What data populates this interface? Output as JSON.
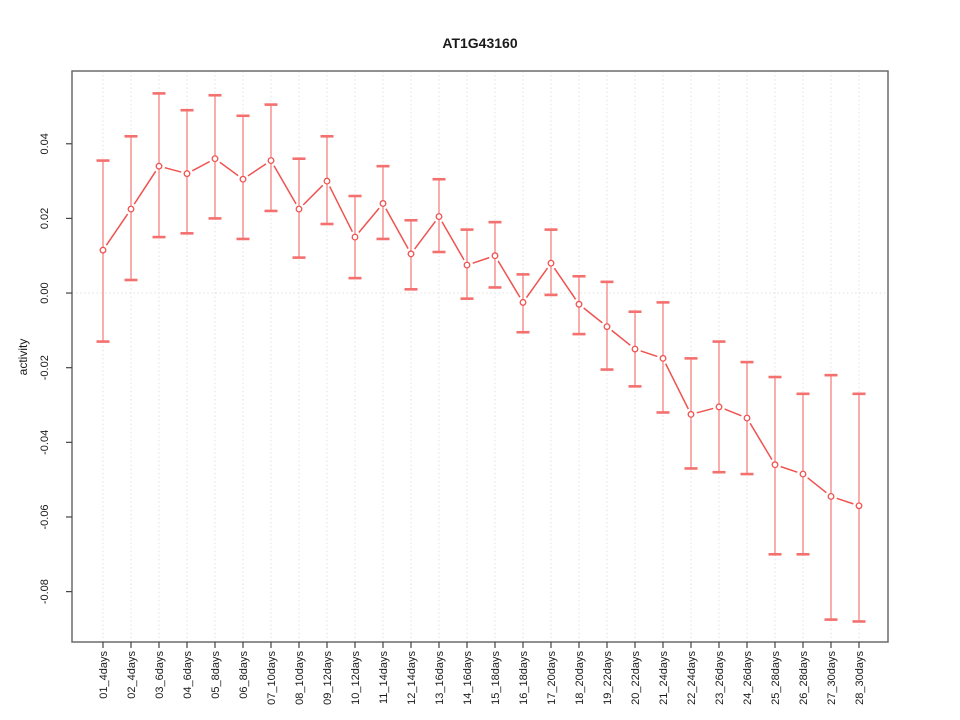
{
  "chart_data": {
    "type": "scatter",
    "title": "AT1G43160",
    "xlabel": "",
    "ylabel": "activity",
    "legend": "none",
    "grid": "vertical-dotted-per-category-plus-dotted-zero-line",
    "categories": [
      "01_4days",
      "02_4days",
      "03_6days",
      "04_6days",
      "05_8days",
      "06_8days",
      "07_10days",
      "08_10days",
      "09_12days",
      "10_12days",
      "11_14days",
      "12_14days",
      "13_16days",
      "14_16days",
      "15_18days",
      "16_18days",
      "17_20days",
      "18_20days",
      "19_22days",
      "20_22days",
      "21_24days",
      "22_24days",
      "23_26days",
      "24_26days",
      "25_28days",
      "26_28days",
      "27_30days",
      "28_30days"
    ],
    "values": [
      0.0115,
      0.0225,
      0.034,
      0.032,
      0.036,
      0.0305,
      0.0355,
      0.0225,
      0.03,
      0.015,
      0.024,
      0.0105,
      0.0205,
      0.0075,
      0.01,
      -0.0025,
      0.008,
      -0.003,
      -0.009,
      -0.015,
      -0.0175,
      -0.0325,
      -0.0305,
      -0.0335,
      -0.046,
      -0.0485,
      -0.0545,
      -0.057
    ],
    "upper": [
      0.0355,
      0.042,
      0.0535,
      0.049,
      0.053,
      0.0475,
      0.0505,
      0.036,
      0.042,
      0.026,
      0.034,
      0.0195,
      0.0305,
      0.017,
      0.019,
      0.005,
      0.017,
      0.0045,
      0.003,
      -0.005,
      -0.0025,
      -0.0175,
      -0.013,
      -0.0185,
      -0.0225,
      -0.027,
      -0.022,
      -0.027
    ],
    "lower": [
      -0.013,
      0.0035,
      0.015,
      0.016,
      0.02,
      0.0145,
      0.022,
      0.0095,
      0.0185,
      0.004,
      0.0145,
      0.001,
      0.011,
      -0.0015,
      0.0015,
      -0.0105,
      -0.0005,
      -0.011,
      -0.0205,
      -0.025,
      -0.032,
      -0.047,
      -0.048,
      -0.0485,
      -0.07,
      -0.07,
      -0.0875,
      -0.088
    ],
    "yticks": [
      0.04,
      0.02,
      0.0,
      -0.02,
      -0.04,
      -0.06,
      -0.08
    ],
    "ytick_labels": [
      "0.04",
      "0.02",
      "0.00",
      "-0.02",
      "-0.04",
      "-0.06",
      "-0.08"
    ],
    "ylim": [
      -0.0935,
      0.0595
    ],
    "colors": {
      "point_line": "#ef5350",
      "stem": "#f8a0a0",
      "cap": "#f3706e",
      "marker_fill": "#ffffff",
      "grid": "#e2e2e2",
      "zero_line": "#e0e0e0",
      "frame": "#6b6b6b",
      "tick": "#444444"
    }
  }
}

| JOB |
Copy the whole listing above word for word but do not carry over the pictures.

| TASK OUTPUT |
What data populates this interface? Output as JSON.
{
  "chart_data": {
    "type": "scatter",
    "title": "AT1G43160",
    "xlabel": "",
    "ylabel": "activity",
    "legend": "none",
    "grid": "vertical-dotted-per-category-plus-dotted-zero-line",
    "categories": [
      "01_4days",
      "02_4days",
      "03_6days",
      "04_6days",
      "05_8days",
      "06_8days",
      "07_10days",
      "08_10days",
      "09_12days",
      "10_12days",
      "11_14days",
      "12_14days",
      "13_16days",
      "14_16days",
      "15_18days",
      "16_18days",
      "17_20days",
      "18_20days",
      "19_22days",
      "20_22days",
      "21_24days",
      "22_24days",
      "23_26days",
      "24_26days",
      "25_28days",
      "26_28days",
      "27_30days",
      "28_30days"
    ],
    "values": [
      0.0115,
      0.0225,
      0.034,
      0.032,
      0.036,
      0.0305,
      0.0355,
      0.0225,
      0.03,
      0.015,
      0.024,
      0.0105,
      0.0205,
      0.0075,
      0.01,
      -0.0025,
      0.008,
      -0.003,
      -0.009,
      -0.015,
      -0.0175,
      -0.0325,
      -0.0305,
      -0.0335,
      -0.046,
      -0.0485,
      -0.0545,
      -0.057
    ],
    "upper": [
      0.0355,
      0.042,
      0.0535,
      0.049,
      0.053,
      0.0475,
      0.0505,
      0.036,
      0.042,
      0.026,
      0.034,
      0.0195,
      0.0305,
      0.017,
      0.019,
      0.005,
      0.017,
      0.0045,
      0.003,
      -0.005,
      -0.0025,
      -0.0175,
      -0.013,
      -0.0185,
      -0.0225,
      -0.027,
      -0.022,
      -0.027
    ],
    "lower": [
      -0.013,
      0.0035,
      0.015,
      0.016,
      0.02,
      0.0145,
      0.022,
      0.0095,
      0.0185,
      0.004,
      0.0145,
      0.001,
      0.011,
      -0.0015,
      0.0015,
      -0.0105,
      -0.0005,
      -0.011,
      -0.0205,
      -0.025,
      -0.032,
      -0.047,
      -0.048,
      -0.0485,
      -0.07,
      -0.07,
      -0.0875,
      -0.088
    ],
    "yticks": [
      0.04,
      0.02,
      0.0,
      -0.02,
      -0.04,
      -0.06,
      -0.08
    ],
    "ytick_labels": [
      "0.04",
      "0.02",
      "0.00",
      "-0.02",
      "-0.04",
      "-0.06",
      "-0.08"
    ],
    "ylim": [
      -0.0935,
      0.0595
    ],
    "colors": {
      "point_line": "#ef5350",
      "stem": "#f8a0a0",
      "cap": "#f3706e",
      "marker_fill": "#ffffff",
      "grid": "#e2e2e2",
      "zero_line": "#e0e0e0",
      "frame": "#6b6b6b",
      "tick": "#444444"
    }
  }
}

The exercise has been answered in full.